*EXERCISE DESCRIPTION*
Make an exact transcription of the material, leaving out all images.

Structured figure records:

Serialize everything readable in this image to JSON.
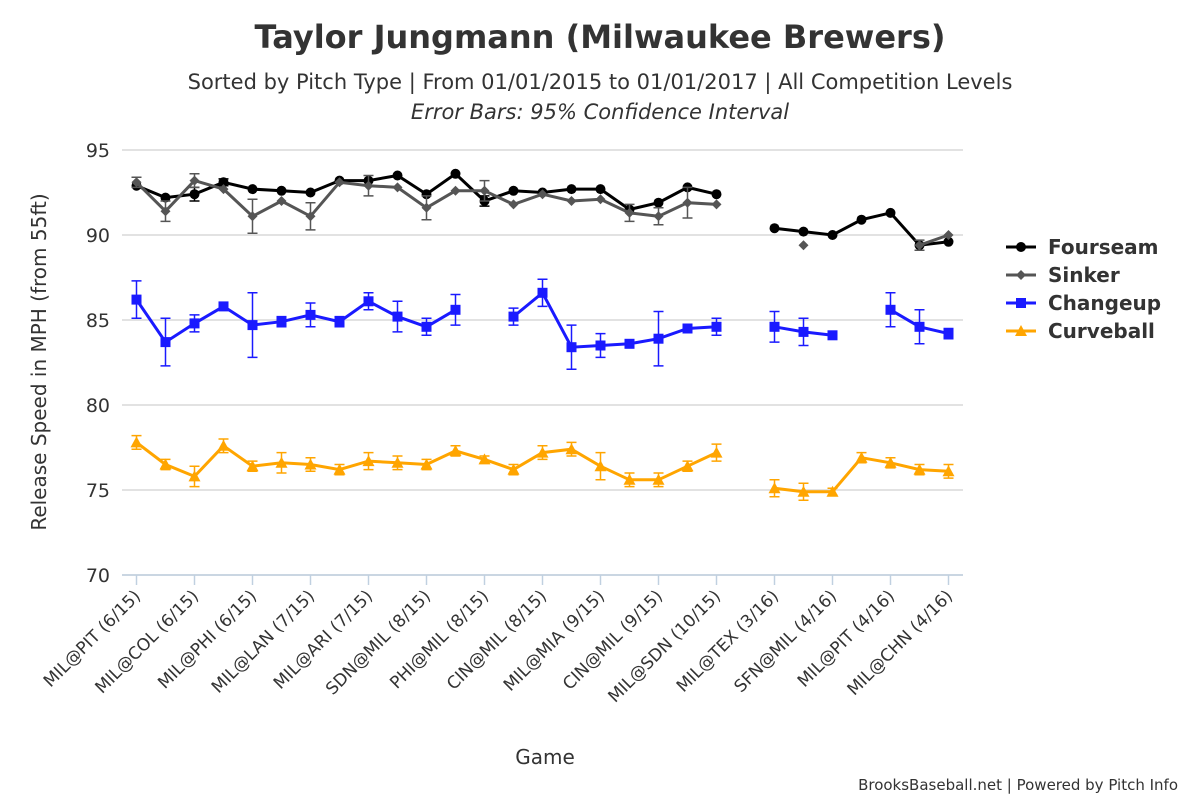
{
  "chart_data": {
    "type": "line",
    "title": "Taylor Jungmann (Milwaukee Brewers)",
    "subtitle": "Sorted by Pitch Type | From 01/01/2015 to 01/01/2017 | All Competition Levels",
    "note": "Error Bars: 95% Confidence Interval",
    "x_label": "Game",
    "y_label": "Release Speed in MPH (from 55ft)",
    "credits": "BrooksBaseball.net | Powered by Pitch Info",
    "categories": [
      "MIL@PIT (6/15)",
      null,
      "MIL@COL (6/15)",
      null,
      "MIL@PHI (6/15)",
      null,
      "MIL@LAN (7/15)",
      null,
      "MIL@ARI (7/15)",
      null,
      "SDN@MIL (8/15)",
      null,
      "PHI@MIL (8/15)",
      null,
      "CIN@MIL (8/15)",
      null,
      "MIL@MIA (9/15)",
      null,
      "CIN@MIL (9/15)",
      null,
      "MIL@SDN (10/15)",
      null,
      "MIL@TEX (3/16)",
      null,
      "SFN@MIL (4/16)",
      null,
      "MIL@PIT (4/16)",
      null,
      "MIL@CHN (4/16)"
    ],
    "ylim": [
      70,
      95
    ],
    "yticks": [
      70,
      75,
      80,
      85,
      90,
      95
    ],
    "grid": true,
    "legend": "right",
    "series": [
      {
        "name": "Fourseam",
        "color": "#000000",
        "marker": "circle",
        "values": [
          92.9,
          92.2,
          92.4,
          93.1,
          92.7,
          92.6,
          92.5,
          93.2,
          93.2,
          93.5,
          92.4,
          93.6,
          92.0,
          92.6,
          92.5,
          92.7,
          92.7,
          91.5,
          91.9,
          92.8,
          92.4,
          null,
          90.4,
          90.2,
          90.0,
          90.9,
          91.3,
          89.4,
          89.6
        ],
        "errors": [
          null,
          null,
          0.4,
          0.2,
          null,
          null,
          null,
          null,
          null,
          null,
          null,
          null,
          0.3,
          null,
          null,
          null,
          null,
          null,
          null,
          null,
          null,
          null,
          null,
          null,
          null,
          null,
          null,
          null,
          null
        ]
      },
      {
        "name": "Sinker",
        "color": "#555555",
        "marker": "diamond",
        "values": [
          93.1,
          91.4,
          93.2,
          92.7,
          91.1,
          92.0,
          91.1,
          93.1,
          92.9,
          92.8,
          91.6,
          92.6,
          92.6,
          91.8,
          92.4,
          92.0,
          92.1,
          91.3,
          91.1,
          91.9,
          91.8,
          null,
          null,
          89.4,
          null,
          null,
          null,
          89.4,
          90.0
        ],
        "errors": [
          0.3,
          0.6,
          0.4,
          null,
          1.0,
          null,
          0.8,
          null,
          0.6,
          null,
          0.7,
          null,
          0.6,
          null,
          null,
          null,
          null,
          0.5,
          0.5,
          0.9,
          null,
          null,
          null,
          null,
          null,
          null,
          null,
          0.3,
          null
        ]
      },
      {
        "name": "Changeup",
        "color": "#1a1aff",
        "marker": "square",
        "values": [
          86.2,
          83.7,
          84.8,
          85.8,
          84.7,
          84.9,
          85.3,
          84.9,
          86.1,
          85.2,
          84.6,
          85.6,
          null,
          85.2,
          86.6,
          83.4,
          83.5,
          83.6,
          83.9,
          84.5,
          84.6,
          null,
          84.6,
          84.3,
          84.1,
          null,
          85.6,
          84.6,
          84.2
        ],
        "errors": [
          1.1,
          1.4,
          0.5,
          null,
          1.9,
          0.3,
          0.7,
          0.3,
          0.5,
          0.9,
          0.5,
          0.9,
          null,
          0.5,
          0.8,
          1.3,
          0.7,
          null,
          1.6,
          null,
          0.5,
          null,
          0.9,
          0.8,
          null,
          null,
          1.0,
          1.0,
          0.3
        ]
      },
      {
        "name": "Curveball",
        "color": "#ffa500",
        "marker": "triangle",
        "values": [
          77.8,
          76.5,
          75.8,
          77.6,
          76.4,
          76.6,
          76.5,
          76.2,
          76.7,
          76.6,
          76.5,
          77.3,
          76.8,
          76.2,
          77.2,
          77.4,
          76.4,
          75.6,
          75.6,
          76.4,
          77.2,
          null,
          75.1,
          74.9,
          74.9,
          76.9,
          76.6,
          76.2,
          76.1
        ],
        "errors": [
          0.4,
          0.3,
          0.6,
          0.4,
          0.3,
          0.6,
          0.4,
          0.3,
          0.5,
          0.4,
          0.3,
          0.3,
          0.2,
          0.3,
          0.4,
          0.4,
          0.8,
          0.4,
          0.4,
          0.3,
          0.5,
          null,
          0.5,
          0.5,
          0.2,
          0.3,
          0.3,
          0.3,
          0.4
        ]
      }
    ]
  }
}
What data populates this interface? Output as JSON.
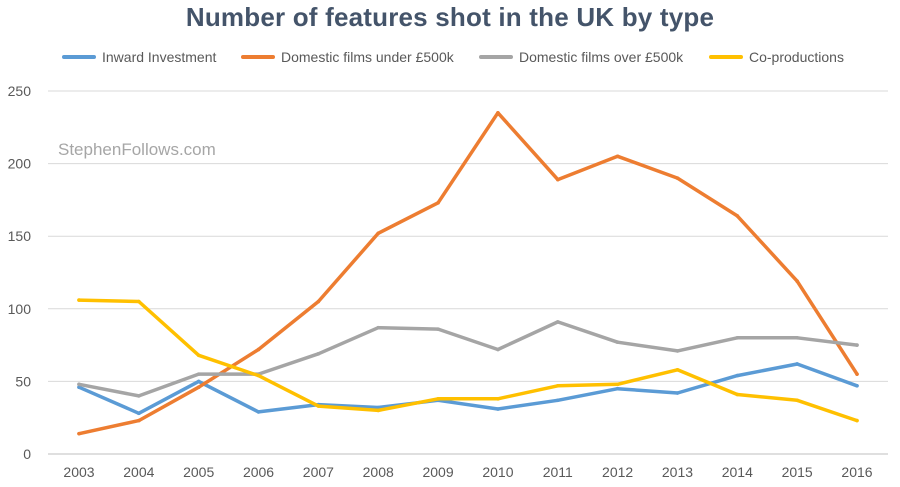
{
  "watermark": "StephenFollows.com",
  "chart_data": {
    "type": "line",
    "title": "Number of features shot in the UK by type",
    "xlabel": "",
    "ylabel": "",
    "ylim": [
      0,
      250
    ],
    "yticks": [
      "0",
      "50",
      "100",
      "150",
      "200",
      "250"
    ],
    "grid": true,
    "legend_position": "top",
    "categories": [
      "2003",
      "2004",
      "2005",
      "2006",
      "2007",
      "2008",
      "2009",
      "2010",
      "2011",
      "2012",
      "2013",
      "2014",
      "2015",
      "2016"
    ],
    "series": [
      {
        "name": "Inward Investment",
        "color": "#5b9bd5",
        "values": [
          46,
          28,
          50,
          29,
          34,
          32,
          37,
          31,
          37,
          45,
          42,
          54,
          62,
          47
        ]
      },
      {
        "name": "Domestic films under £500k",
        "color": "#ed7d31",
        "values": [
          14,
          23,
          46,
          72,
          105,
          152,
          173,
          235,
          189,
          205,
          190,
          164,
          119,
          55
        ]
      },
      {
        "name": "Domestic films over £500k",
        "color": "#a5a5a5",
        "values": [
          48,
          40,
          55,
          55,
          69,
          87,
          86,
          72,
          91,
          77,
          71,
          80,
          80,
          75
        ]
      },
      {
        "name": "Co-productions",
        "color": "#ffc000",
        "values": [
          106,
          105,
          68,
          54,
          33,
          30,
          38,
          38,
          47,
          48,
          58,
          41,
          37,
          23
        ]
      }
    ]
  }
}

*SOLVED EXERCISE*
Serialize everything readable in this image to JSON.
{
  "chart_data": {
    "type": "line",
    "title": "Taylor Jungmann (Milwaukee Brewers)",
    "subtitle": "Sorted by Pitch Type | From 01/01/2015 to 01/01/2017 | All Competition Levels",
    "note": "Error Bars: 95% Confidence Interval",
    "x_label": "Game",
    "y_label": "Release Speed in MPH (from 55ft)",
    "credits": "BrooksBaseball.net | Powered by Pitch Info",
    "categories": [
      "MIL@PIT (6/15)",
      null,
      "MIL@COL (6/15)",
      null,
      "MIL@PHI (6/15)",
      null,
      "MIL@LAN (7/15)",
      null,
      "MIL@ARI (7/15)",
      null,
      "SDN@MIL (8/15)",
      null,
      "PHI@MIL (8/15)",
      null,
      "CIN@MIL (8/15)",
      null,
      "MIL@MIA (9/15)",
      null,
      "CIN@MIL (9/15)",
      null,
      "MIL@SDN (10/15)",
      null,
      "MIL@TEX (3/16)",
      null,
      "SFN@MIL (4/16)",
      null,
      "MIL@PIT (4/16)",
      null,
      "MIL@CHN (4/16)"
    ],
    "ylim": [
      70,
      95
    ],
    "yticks": [
      70,
      75,
      80,
      85,
      90,
      95
    ],
    "grid": true,
    "legend": "right",
    "series": [
      {
        "name": "Fourseam",
        "color": "#000000",
        "marker": "circle",
        "values": [
          92.9,
          92.2,
          92.4,
          93.1,
          92.7,
          92.6,
          92.5,
          93.2,
          93.2,
          93.5,
          92.4,
          93.6,
          92.0,
          92.6,
          92.5,
          92.7,
          92.7,
          91.5,
          91.9,
          92.8,
          92.4,
          null,
          90.4,
          90.2,
          90.0,
          90.9,
          91.3,
          89.4,
          89.6
        ],
        "errors": [
          null,
          null,
          0.4,
          0.2,
          null,
          null,
          null,
          null,
          null,
          null,
          null,
          null,
          0.3,
          null,
          null,
          null,
          null,
          null,
          null,
          null,
          null,
          null,
          null,
          null,
          null,
          null,
          null,
          null,
          null
        ]
      },
      {
        "name": "Sinker",
        "color": "#555555",
        "marker": "diamond",
        "values": [
          93.1,
          91.4,
          93.2,
          92.7,
          91.1,
          92.0,
          91.1,
          93.1,
          92.9,
          92.8,
          91.6,
          92.6,
          92.6,
          91.8,
          92.4,
          92.0,
          92.1,
          91.3,
          91.1,
          91.9,
          91.8,
          null,
          null,
          89.4,
          null,
          null,
          null,
          89.4,
          90.0
        ],
        "errors": [
          0.3,
          0.6,
          0.4,
          null,
          1.0,
          null,
          0.8,
          null,
          0.6,
          null,
          0.7,
          null,
          0.6,
          null,
          null,
          null,
          null,
          0.5,
          0.5,
          0.9,
          null,
          null,
          null,
          null,
          null,
          null,
          null,
          0.3,
          null
        ]
      },
      {
        "name": "Changeup",
        "color": "#1a1aff",
        "marker": "square",
        "values": [
          86.2,
          83.7,
          84.8,
          85.8,
          84.7,
          84.9,
          85.3,
          84.9,
          86.1,
          85.2,
          84.6,
          85.6,
          null,
          85.2,
          86.6,
          83.4,
          83.5,
          83.6,
          83.9,
          84.5,
          84.6,
          null,
          84.6,
          84.3,
          84.1,
          null,
          85.6,
          84.6,
          84.2
        ],
        "errors": [
          1.1,
          1.4,
          0.5,
          null,
          1.9,
          0.3,
          0.7,
          0.3,
          0.5,
          0.9,
          0.5,
          0.9,
          null,
          0.5,
          0.8,
          1.3,
          0.7,
          null,
          1.6,
          null,
          0.5,
          null,
          0.9,
          0.8,
          null,
          null,
          1.0,
          1.0,
          0.3
        ]
      },
      {
        "name": "Curveball",
        "color": "#ffa500",
        "marker": "triangle",
        "values": [
          77.8,
          76.5,
          75.8,
          77.6,
          76.4,
          76.6,
          76.5,
          76.2,
          76.7,
          76.6,
          76.5,
          77.3,
          76.8,
          76.2,
          77.2,
          77.4,
          76.4,
          75.6,
          75.6,
          76.4,
          77.2,
          null,
          75.1,
          74.9,
          74.9,
          76.9,
          76.6,
          76.2,
          76.1
        ],
        "errors": [
          0.4,
          0.3,
          0.6,
          0.4,
          0.3,
          0.6,
          0.4,
          0.3,
          0.5,
          0.4,
          0.3,
          0.3,
          0.2,
          0.3,
          0.4,
          0.4,
          0.8,
          0.4,
          0.4,
          0.3,
          0.5,
          null,
          0.5,
          0.5,
          0.2,
          0.3,
          0.3,
          0.3,
          0.4
        ]
      }
    ]
  }
}
What data populates this interface? Output as JSON.
{
  "watermark": "StephenFollows.com",
  "chart_data": {
    "type": "line",
    "title": "Number of features shot in the UK by type",
    "xlabel": "",
    "ylabel": "",
    "ylim": [
      0,
      250
    ],
    "yticks": [
      "0",
      "50",
      "100",
      "150",
      "200",
      "250"
    ],
    "grid": true,
    "legend_position": "top",
    "categories": [
      "2003",
      "2004",
      "2005",
      "2006",
      "2007",
      "2008",
      "2009",
      "2010",
      "2011",
      "2012",
      "2013",
      "2014",
      "2015",
      "2016"
    ],
    "series": [
      {
        "name": "Inward Investment",
        "color": "#5b9bd5",
        "values": [
          46,
          28,
          50,
          29,
          34,
          32,
          37,
          31,
          37,
          45,
          42,
          54,
          62,
          47
        ]
      },
      {
        "name": "Domestic films under £500k",
        "color": "#ed7d31",
        "values": [
          14,
          23,
          46,
          72,
          105,
          152,
          173,
          235,
          189,
          205,
          190,
          164,
          119,
          55
        ]
      },
      {
        "name": "Domestic films over £500k",
        "color": "#a5a5a5",
        "values": [
          48,
          40,
          55,
          55,
          69,
          87,
          86,
          72,
          91,
          77,
          71,
          80,
          80,
          75
        ]
      },
      {
        "name": "Co-productions",
        "color": "#ffc000",
        "values": [
          106,
          105,
          68,
          54,
          33,
          30,
          38,
          38,
          47,
          48,
          58,
          41,
          37,
          23
        ]
      }
    ]
  }
}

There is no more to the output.